▸ **Exercise task**:
Reproduce every entry in the listing without alteration.

▸ **Material shown**:
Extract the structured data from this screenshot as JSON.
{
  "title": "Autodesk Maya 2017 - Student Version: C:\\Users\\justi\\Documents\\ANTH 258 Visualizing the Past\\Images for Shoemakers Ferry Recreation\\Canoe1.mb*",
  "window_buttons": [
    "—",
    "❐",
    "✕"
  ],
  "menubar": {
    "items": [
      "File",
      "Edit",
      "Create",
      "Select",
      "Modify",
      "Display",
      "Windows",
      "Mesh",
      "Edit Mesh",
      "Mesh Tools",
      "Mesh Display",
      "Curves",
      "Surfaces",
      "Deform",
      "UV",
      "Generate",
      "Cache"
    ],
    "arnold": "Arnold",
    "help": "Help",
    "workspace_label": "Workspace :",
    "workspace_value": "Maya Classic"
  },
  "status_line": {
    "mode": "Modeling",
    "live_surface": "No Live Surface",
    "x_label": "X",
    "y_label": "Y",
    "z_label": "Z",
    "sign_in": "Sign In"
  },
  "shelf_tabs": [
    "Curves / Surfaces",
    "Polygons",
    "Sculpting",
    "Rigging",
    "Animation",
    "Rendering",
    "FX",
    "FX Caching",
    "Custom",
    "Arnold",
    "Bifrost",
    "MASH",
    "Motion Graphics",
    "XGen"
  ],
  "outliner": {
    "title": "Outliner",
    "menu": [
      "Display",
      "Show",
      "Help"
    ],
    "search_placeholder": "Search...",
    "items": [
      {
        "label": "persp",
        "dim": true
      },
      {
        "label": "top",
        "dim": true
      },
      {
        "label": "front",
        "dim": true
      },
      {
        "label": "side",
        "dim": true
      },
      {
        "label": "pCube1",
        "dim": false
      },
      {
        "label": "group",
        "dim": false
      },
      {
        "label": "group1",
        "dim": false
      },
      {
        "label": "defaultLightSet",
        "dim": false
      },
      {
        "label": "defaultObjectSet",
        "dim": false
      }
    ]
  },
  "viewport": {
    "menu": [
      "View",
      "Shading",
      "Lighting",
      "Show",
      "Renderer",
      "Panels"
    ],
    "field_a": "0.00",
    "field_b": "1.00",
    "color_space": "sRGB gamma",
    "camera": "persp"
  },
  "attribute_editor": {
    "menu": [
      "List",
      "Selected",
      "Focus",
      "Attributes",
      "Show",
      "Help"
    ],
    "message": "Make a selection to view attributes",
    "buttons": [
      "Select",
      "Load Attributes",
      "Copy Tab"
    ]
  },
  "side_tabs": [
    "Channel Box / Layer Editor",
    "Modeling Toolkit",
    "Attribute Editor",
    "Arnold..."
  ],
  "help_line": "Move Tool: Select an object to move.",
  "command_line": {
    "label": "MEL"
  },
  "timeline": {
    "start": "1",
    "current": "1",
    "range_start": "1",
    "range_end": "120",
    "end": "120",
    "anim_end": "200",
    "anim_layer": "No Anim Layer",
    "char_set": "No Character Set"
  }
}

▸ **Task solution**:
Extract the structured data from this screenshot as JSON.
{
  "title": "Autodesk Maya 2017 - Student Version: C:\\Users\\justi\\Documents\\ANTH 258 Visualizing the Past\\Images for Shoemakers Ferry Recreation\\Canoe1.mb*",
  "window_buttons": [
    "—",
    "❐",
    "✕"
  ],
  "menubar": {
    "items": [
      "File",
      "Edit",
      "Create",
      "Select",
      "Modify",
      "Display",
      "Windows",
      "Mesh",
      "Edit Mesh",
      "Mesh Tools",
      "Mesh Display",
      "Curves",
      "Surfaces",
      "Deform",
      "UV",
      "Generate",
      "Cache"
    ],
    "arnold": "Arnold",
    "help": "Help",
    "workspace_label": "Workspace :",
    "workspace_value": "Maya Classic"
  },
  "status_line": {
    "mode": "Modeling",
    "live_surface": "No Live Surface",
    "x_label": "X",
    "y_label": "Y",
    "z_label": "Z",
    "sign_in": "Sign In"
  },
  "shelf_tabs": [
    "Curves / Surfaces",
    "Polygons",
    "Sculpting",
    "Rigging",
    "Animation",
    "Rendering",
    "FX",
    "FX Caching",
    "Custom",
    "Arnold",
    "Bifrost",
    "MASH",
    "Motion Graphics",
    "XGen"
  ],
  "outliner": {
    "title": "Outliner",
    "menu": [
      "Display",
      "Show",
      "Help"
    ],
    "search_placeholder": "Search...",
    "items": [
      {
        "label": "persp",
        "dim": true
      },
      {
        "label": "top",
        "dim": true
      },
      {
        "label": "front",
        "dim": true
      },
      {
        "label": "side",
        "dim": true
      },
      {
        "label": "pCube1",
        "dim": false
      },
      {
        "label": "group",
        "dim": false
      },
      {
        "label": "group1",
        "dim": false
      },
      {
        "label": "defaultLightSet",
        "dim": false
      },
      {
        "label": "defaultObjectSet",
        "dim": false
      }
    ]
  },
  "viewport": {
    "menu": [
      "View",
      "Shading",
      "Lighting",
      "Show",
      "Renderer",
      "Panels"
    ],
    "field_a": "0.00",
    "field_b": "1.00",
    "color_space": "sRGB gamma",
    "camera": "persp"
  },
  "attribute_editor": {
    "menu": [
      "List",
      "Selected",
      "Focus",
      "Attributes",
      "Show",
      "Help"
    ],
    "message": "Make a selection to view attributes",
    "buttons": [
      "Select",
      "Load Attributes",
      "Copy Tab"
    ]
  },
  "side_tabs": [
    "Channel Box / Layer Editor",
    "Modeling Toolkit",
    "Attribute Editor",
    "Arnold..."
  ],
  "help_line": "Move Tool: Select an object to move.",
  "command_line": {
    "label": "MEL"
  },
  "timeline": {
    "start": "1",
    "current": "1",
    "range_start": "1",
    "range_end": "120",
    "end": "120",
    "anim_end": "200",
    "anim_layer": "No Anim Layer",
    "char_set": "No Character Set"
  }
}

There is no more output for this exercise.